* _Stated task_
Copy out the records verbatim, beginning at the line that contains "footer-icon: ▯ xyxy=(518,29,525,43)" and stopping after the line that contains "group-illustrations-label: Illustrations xyxy=(169,75,226,87)".

--- start of Records to process ---

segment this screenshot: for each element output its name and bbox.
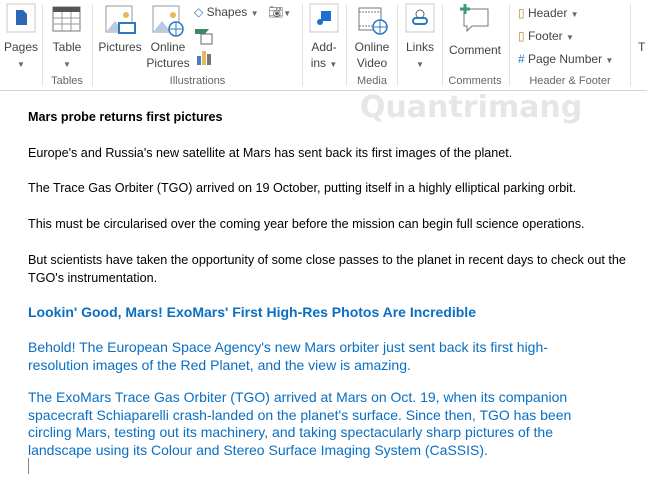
footer-icon: ▯ xyxy=(518,29,525,43)
text-button-partial[interactable]: T xyxy=(638,40,645,54)
paragraph: Europe's and Russia's new satellite at M… xyxy=(28,146,513,160)
online-pictures-icon xyxy=(152,5,184,37)
table-label: Table xyxy=(52,40,82,54)
blue-paragraph: The ExoMars Trace Gas Orbiter (TGO) arri… xyxy=(28,389,572,458)
header-label: Header xyxy=(527,6,568,20)
links-icon xyxy=(405,3,435,33)
header-icon: ▯ xyxy=(518,6,525,20)
online-video-label: Online xyxy=(354,40,390,54)
blue-heading: Lookin' Good, Mars! ExoMars' First High-… xyxy=(28,304,476,320)
addins-label: Add- xyxy=(311,40,337,54)
group-tables-label: Tables xyxy=(51,75,83,87)
screenshot-icon: 📷︎ xyxy=(268,5,284,19)
chart-icon[interactable] xyxy=(196,50,212,66)
group-media-label: Media xyxy=(357,75,387,87)
comment-icon xyxy=(460,4,489,33)
blue-paragraph: Behold! The European Space Agency's new … xyxy=(28,339,548,373)
document-page[interactable]: Mars probe returns first pictures Europe… xyxy=(0,92,647,480)
comment-label: Comment xyxy=(448,43,501,57)
pages-button[interactable]: Pages ▼ xyxy=(2,3,40,71)
smartart-icon[interactable] xyxy=(194,27,214,45)
pictures-label: Pictures xyxy=(98,40,142,54)
footer-button[interactable]: ▯ Footer ▼ xyxy=(518,29,574,43)
page-number-icon: # xyxy=(518,52,525,66)
header-button[interactable]: ▯ Header ▼ xyxy=(518,6,579,20)
pages-icon xyxy=(6,3,36,33)
pictures-icon xyxy=(105,5,136,34)
paragraph: The Trace Gas Orbiter (TGO) arrived on 1… xyxy=(28,181,577,195)
table-icon xyxy=(52,6,81,32)
group-comments-label: Comments xyxy=(448,75,502,87)
online-pictures-label: Online xyxy=(150,40,186,54)
online-video-icon xyxy=(358,7,388,35)
links-label: Links xyxy=(405,40,434,54)
table-button[interactable]: Table ▼ xyxy=(48,3,86,71)
doc-title: Mars probe returns first pictures xyxy=(28,110,223,124)
page-number-button[interactable]: # Page Number ▼ xyxy=(518,52,613,66)
online-video-label-2: Video xyxy=(356,56,388,70)
shapes-label: Shapes xyxy=(206,5,248,19)
group-illustrations-label: Illustrations xyxy=(169,75,226,87)
paragraph: But scientists have taken the opportunit… xyxy=(28,253,626,285)
shapes-icon: ◇ xyxy=(194,5,204,19)
ribbon-insert-tab: Pages ▼ Table ▼ Tables Pictures Online P… xyxy=(0,0,647,91)
page-number-label: Page Number xyxy=(528,52,603,66)
paragraph: This must be circularised over the comin… xyxy=(28,217,585,231)
addins-icon xyxy=(309,3,339,33)
screenshot-button[interactable]: 📷︎▼ xyxy=(268,5,291,19)
footer-label: Footer xyxy=(527,29,563,43)
text-cursor xyxy=(28,458,29,474)
addins-label-2: ins xyxy=(310,56,327,70)
online-pictures-label-2: Pictures xyxy=(146,56,190,70)
shapes-button[interactable]: ◇ Shapes ▼ xyxy=(194,5,259,19)
group-header-footer-label: Header & Footer xyxy=(529,75,611,87)
pages-label: Pages xyxy=(3,40,39,54)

--- end of Records to process ---

* _Response to the task_
footer-icon: ▯ xyxy=(518,29,525,43)
text-button-partial[interactable]: T xyxy=(638,40,645,54)
paragraph: Europe's and Russia's new satellite at M… xyxy=(28,146,513,160)
online-pictures-icon xyxy=(152,5,184,37)
table-label: Table xyxy=(52,40,82,54)
blue-paragraph: The ExoMars Trace Gas Orbiter (TGO) arri… xyxy=(28,389,572,458)
header-label: Header xyxy=(527,6,568,20)
links-icon xyxy=(405,3,435,33)
header-icon: ▯ xyxy=(518,6,525,20)
online-video-label: Online xyxy=(354,40,390,54)
blue-heading: Lookin' Good, Mars! ExoMars' First High-… xyxy=(28,304,476,320)
addins-label: Add- xyxy=(311,40,337,54)
group-tables-label: Tables xyxy=(51,75,83,87)
screenshot-icon: 📷︎ xyxy=(268,5,284,19)
chart-icon[interactable] xyxy=(196,50,212,66)
group-media-label: Media xyxy=(357,75,387,87)
comment-icon xyxy=(460,4,489,33)
blue-paragraph: Behold! The European Space Agency's new … xyxy=(28,339,548,373)
document-page[interactable]: Mars probe returns first pictures Europe… xyxy=(0,92,647,480)
comment-label: Comment xyxy=(448,43,501,57)
pages-button[interactable]: Pages ▼ xyxy=(2,3,40,71)
smartart-icon[interactable] xyxy=(194,27,214,45)
pictures-label: Pictures xyxy=(98,40,142,54)
footer-button[interactable]: ▯ Footer ▼ xyxy=(518,29,574,43)
page-number-icon: # xyxy=(518,52,525,66)
header-button[interactable]: ▯ Header ▼ xyxy=(518,6,579,20)
pages-icon xyxy=(6,3,36,33)
pictures-icon xyxy=(105,5,136,34)
paragraph: The Trace Gas Orbiter (TGO) arrived on 1… xyxy=(28,181,577,195)
table-icon xyxy=(52,6,81,32)
group-comments-label: Comments xyxy=(448,75,502,87)
online-pictures-label: Online xyxy=(150,40,186,54)
online-video-icon xyxy=(358,7,388,35)
links-label: Links xyxy=(405,40,434,54)
table-button[interactable]: Table ▼ xyxy=(48,3,86,71)
doc-title: Mars probe returns first pictures xyxy=(28,110,223,124)
page-number-button[interactable]: # Page Number ▼ xyxy=(518,52,613,66)
online-video-label-2: Video xyxy=(356,56,388,70)
shapes-label: Shapes xyxy=(206,5,248,19)
group-illustrations-label: Illustrations xyxy=(169,75,226,87)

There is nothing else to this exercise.